»»

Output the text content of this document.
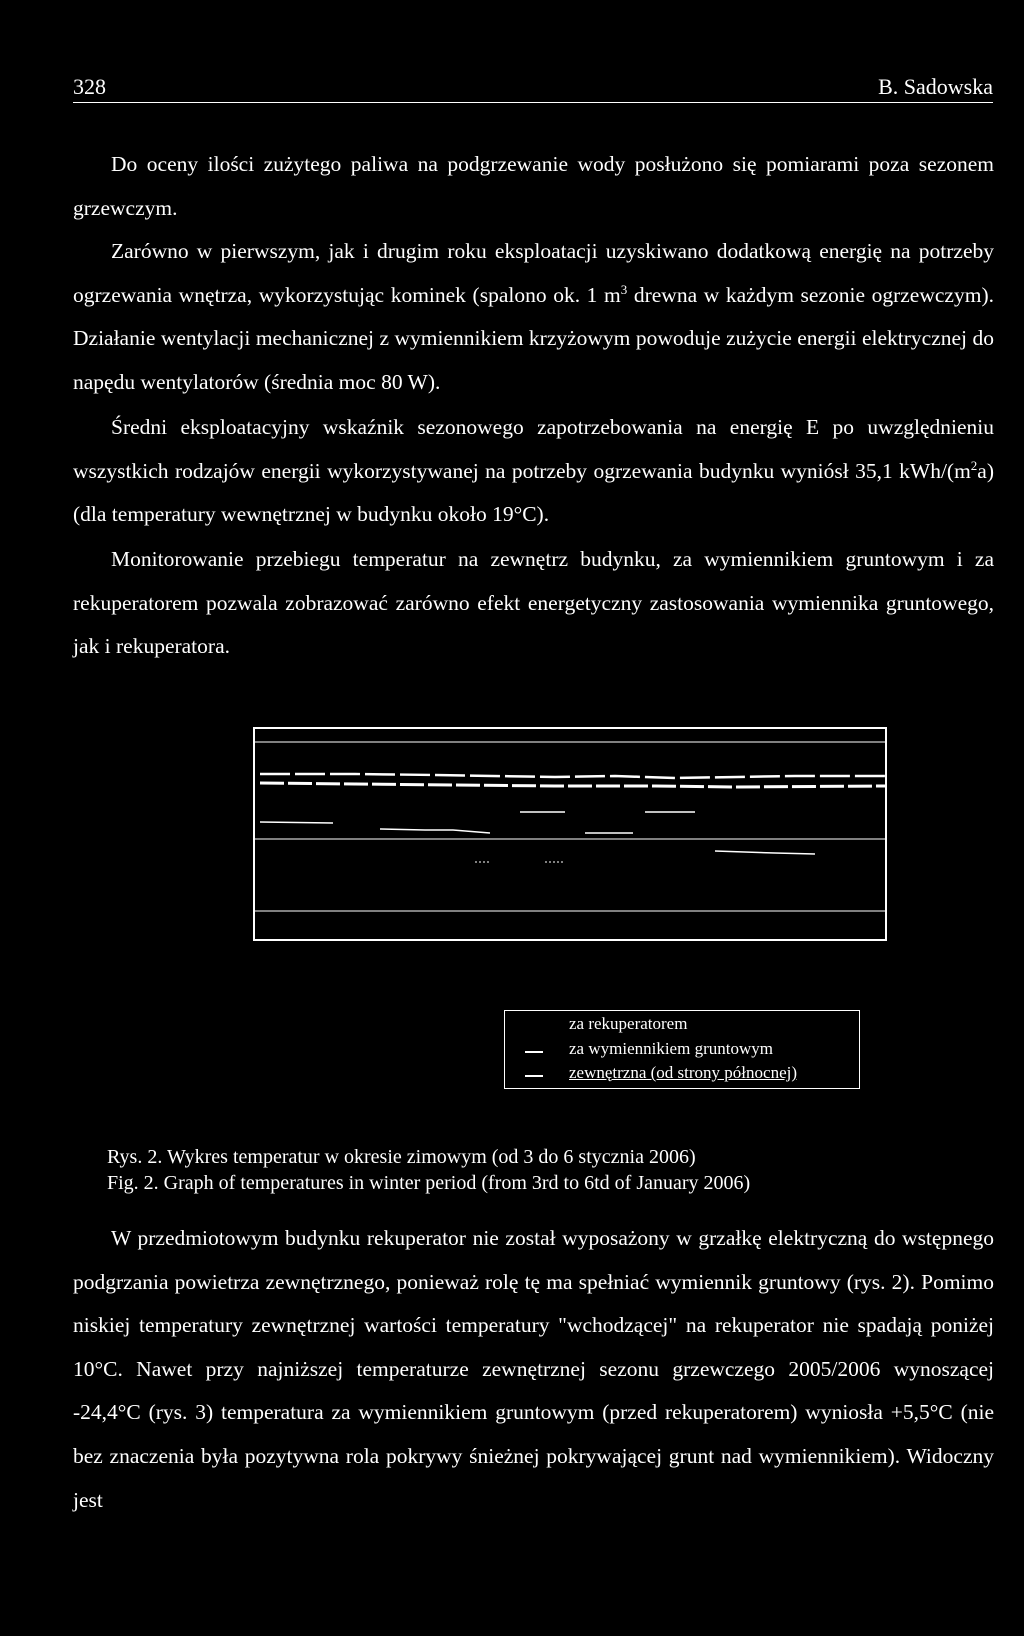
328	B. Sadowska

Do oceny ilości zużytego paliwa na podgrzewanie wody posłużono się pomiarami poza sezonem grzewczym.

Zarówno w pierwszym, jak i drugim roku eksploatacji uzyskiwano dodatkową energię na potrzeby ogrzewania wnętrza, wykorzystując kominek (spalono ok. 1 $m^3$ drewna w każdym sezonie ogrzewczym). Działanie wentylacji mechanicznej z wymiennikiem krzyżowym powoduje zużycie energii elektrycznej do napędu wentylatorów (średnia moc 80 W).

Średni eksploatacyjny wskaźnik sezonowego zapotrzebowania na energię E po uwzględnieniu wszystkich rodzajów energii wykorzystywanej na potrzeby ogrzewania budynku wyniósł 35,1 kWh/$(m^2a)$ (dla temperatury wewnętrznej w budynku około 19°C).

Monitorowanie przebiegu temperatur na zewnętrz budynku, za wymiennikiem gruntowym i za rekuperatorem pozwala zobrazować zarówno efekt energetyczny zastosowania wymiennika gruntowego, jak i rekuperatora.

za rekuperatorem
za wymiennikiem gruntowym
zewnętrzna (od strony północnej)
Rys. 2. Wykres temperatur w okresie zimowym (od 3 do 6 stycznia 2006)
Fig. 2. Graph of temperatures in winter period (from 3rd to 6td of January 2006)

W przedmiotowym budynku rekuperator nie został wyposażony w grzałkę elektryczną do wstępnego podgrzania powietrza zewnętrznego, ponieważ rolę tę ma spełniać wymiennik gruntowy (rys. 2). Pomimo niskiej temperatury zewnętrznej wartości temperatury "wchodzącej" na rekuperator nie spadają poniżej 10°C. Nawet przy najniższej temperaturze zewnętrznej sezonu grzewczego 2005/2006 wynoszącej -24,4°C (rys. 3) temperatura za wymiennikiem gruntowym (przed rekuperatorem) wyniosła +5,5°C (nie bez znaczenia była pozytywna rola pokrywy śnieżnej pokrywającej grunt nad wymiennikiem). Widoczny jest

««
»»

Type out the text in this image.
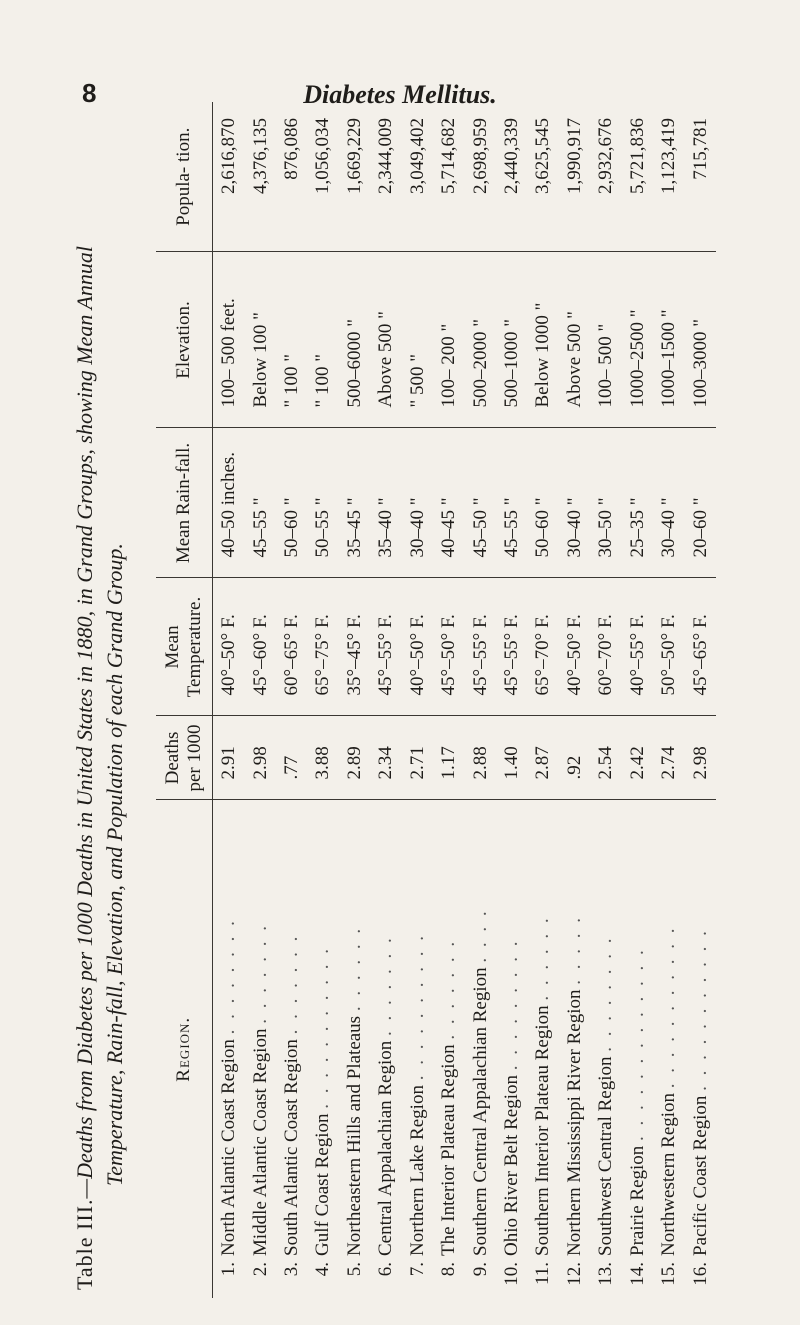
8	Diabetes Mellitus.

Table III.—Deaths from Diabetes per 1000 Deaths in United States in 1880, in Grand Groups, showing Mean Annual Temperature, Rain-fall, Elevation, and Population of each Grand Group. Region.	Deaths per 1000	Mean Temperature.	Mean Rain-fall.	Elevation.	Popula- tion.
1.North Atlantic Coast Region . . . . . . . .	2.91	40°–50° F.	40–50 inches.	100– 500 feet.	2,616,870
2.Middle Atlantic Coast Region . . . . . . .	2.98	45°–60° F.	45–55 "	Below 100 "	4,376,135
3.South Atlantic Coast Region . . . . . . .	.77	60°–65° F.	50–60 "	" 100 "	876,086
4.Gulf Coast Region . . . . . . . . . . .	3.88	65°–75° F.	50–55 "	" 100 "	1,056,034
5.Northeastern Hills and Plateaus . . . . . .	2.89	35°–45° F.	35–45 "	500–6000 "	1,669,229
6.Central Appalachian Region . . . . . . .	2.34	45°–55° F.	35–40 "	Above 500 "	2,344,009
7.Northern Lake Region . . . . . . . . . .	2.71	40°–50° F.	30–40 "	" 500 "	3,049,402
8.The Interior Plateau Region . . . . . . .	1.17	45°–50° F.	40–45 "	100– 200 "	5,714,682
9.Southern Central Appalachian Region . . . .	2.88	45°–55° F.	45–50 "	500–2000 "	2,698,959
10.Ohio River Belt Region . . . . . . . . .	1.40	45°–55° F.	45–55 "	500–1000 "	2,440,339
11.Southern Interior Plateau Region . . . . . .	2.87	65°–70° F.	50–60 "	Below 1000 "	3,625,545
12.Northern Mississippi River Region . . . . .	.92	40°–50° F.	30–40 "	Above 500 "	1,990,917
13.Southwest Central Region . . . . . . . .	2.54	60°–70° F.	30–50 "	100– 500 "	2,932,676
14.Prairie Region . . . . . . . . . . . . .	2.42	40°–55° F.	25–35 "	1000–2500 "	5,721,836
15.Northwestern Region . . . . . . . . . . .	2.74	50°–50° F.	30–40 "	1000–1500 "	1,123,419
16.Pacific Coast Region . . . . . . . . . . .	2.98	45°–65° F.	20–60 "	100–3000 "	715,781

««

THE REQUEST » Each line containing "Above" counts once; state the total number of such lines and nothing else.

ANSWER TO THE EXERCISE » 2